▶ [Task requirements]:
Can you update the stretch of lines from the one containing "- share-icon: [77, 694, 129, 746]" through the one containing "- page-title: Ocular" so that "Card # 3" replaces "Flashcard # 3" and nothing else changes, giving back only those lines?

▶ [Stored rows]:
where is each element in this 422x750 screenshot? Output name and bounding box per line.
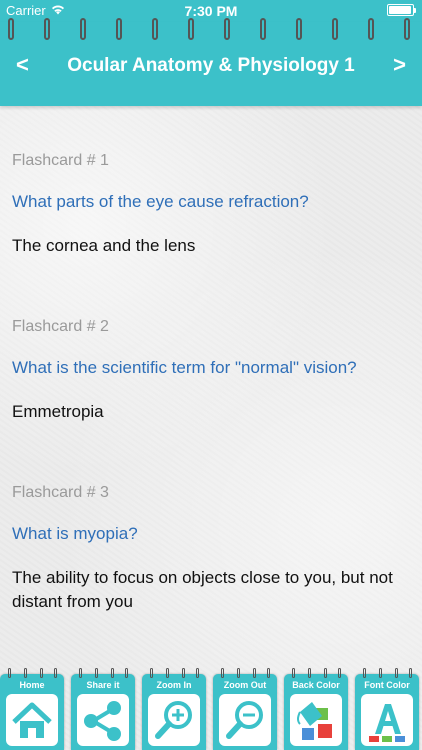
- share-icon: [77, 694, 129, 746]
- flashcard: Flashcard # 2 What is the scientific ter…: [12, 318, 410, 424]
- back-color-button[interactable]: Back Color: [284, 668, 348, 750]
- font-color-label: Font Color: [364, 680, 410, 690]
- flashcard: Flashcard # 3 What is myopia? The abilit…: [12, 484, 410, 614]
- flashcard: Flashcard # 1 What parts of the eye caus…: [12, 152, 410, 258]
- flashcard-answer: The cornea and the lens: [12, 236, 196, 255]
- zoom-out-label: Zoom Out: [223, 680, 267, 690]
- flashcard-label: Flashcard # 3: [12, 484, 109, 501]
- flashcard-question: What is the scientific term for "normal"…: [12, 358, 357, 377]
- zoom-in-icon: [148, 694, 200, 746]
- flashcard-answer: Emmetropia: [12, 402, 104, 421]
- next-button[interactable]: >: [393, 52, 406, 78]
- page-title: Ocular Anatomy & Physiology 1: [67, 55, 355, 76]
- zoom-in-label: Zoom In: [156, 680, 192, 690]
- header-bar: < Ocular Anatomy & Physiology 1 >: [0, 18, 422, 106]
- flashcard-label: Flashcard # 1: [12, 152, 109, 169]
- zoom-out-icon: [219, 694, 271, 746]
- font-color-button[interactable]: Font Color: [355, 668, 419, 750]
- flashcard-question: What parts of the eye cause refraction?: [12, 192, 309, 211]
- status-time: 7:30 PM: [184, 3, 238, 19]
- home-label: Home: [19, 680, 45, 690]
- previous-button[interactable]: <: [16, 52, 29, 78]
- font-letter-icon: [361, 694, 413, 746]
- battery-icon: [387, 4, 416, 16]
- share-label: Share it: [86, 680, 120, 690]
- bottom-toolbar: Home Share it Zoom In Zoom Out Back Colo…: [0, 666, 422, 750]
- zoom-out-button[interactable]: Zoom Out: [213, 668, 277, 750]
- zoom-in-button[interactable]: Zoom In: [142, 668, 206, 750]
- back-color-label: Back Color: [292, 680, 340, 690]
- flashcard-question: What is myopia?: [12, 524, 138, 543]
- share-button[interactable]: Share it: [71, 668, 135, 750]
- home-button[interactable]: Home: [0, 668, 64, 750]
- home-icon: [6, 694, 58, 746]
- flashcard-answer: The ability to focus on objects close to…: [12, 568, 393, 611]
- paint-bucket-icon: [290, 694, 342, 746]
- flashcard-label: Flashcard # 2: [12, 318, 109, 335]
- flashcard-list: Flashcard # 1 What parts of the eye caus…: [0, 106, 422, 666]
- binder-rings: [0, 18, 422, 48]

▶ [Task response]:
- share-icon: [77, 694, 129, 746]
- flashcard: Flashcard # 2 What is the scientific ter…: [12, 318, 410, 424]
- back-color-button[interactable]: Back Color: [284, 668, 348, 750]
- font-color-label: Font Color: [364, 680, 410, 690]
- flashcard: Card # 3 What is myopia? The abilit…: [12, 484, 410, 614]
- flashcard: Flashcard # 1 What parts of the eye caus…: [12, 152, 410, 258]
- flashcard-answer: The cornea and the lens: [12, 236, 196, 255]
- zoom-out-label: Zoom Out: [223, 680, 267, 690]
- flashcard-label: Card # 3: [12, 484, 109, 501]
- flashcard-question: What is the scientific term for "normal"…: [12, 358, 357, 377]
- zoom-in-icon: [148, 694, 200, 746]
- flashcard-answer: Emmetropia: [12, 402, 104, 421]
- next-button[interactable]: >: [393, 52, 406, 78]
- page-title: Ocular Anatomy & Physiology 1: [67, 55, 355, 76]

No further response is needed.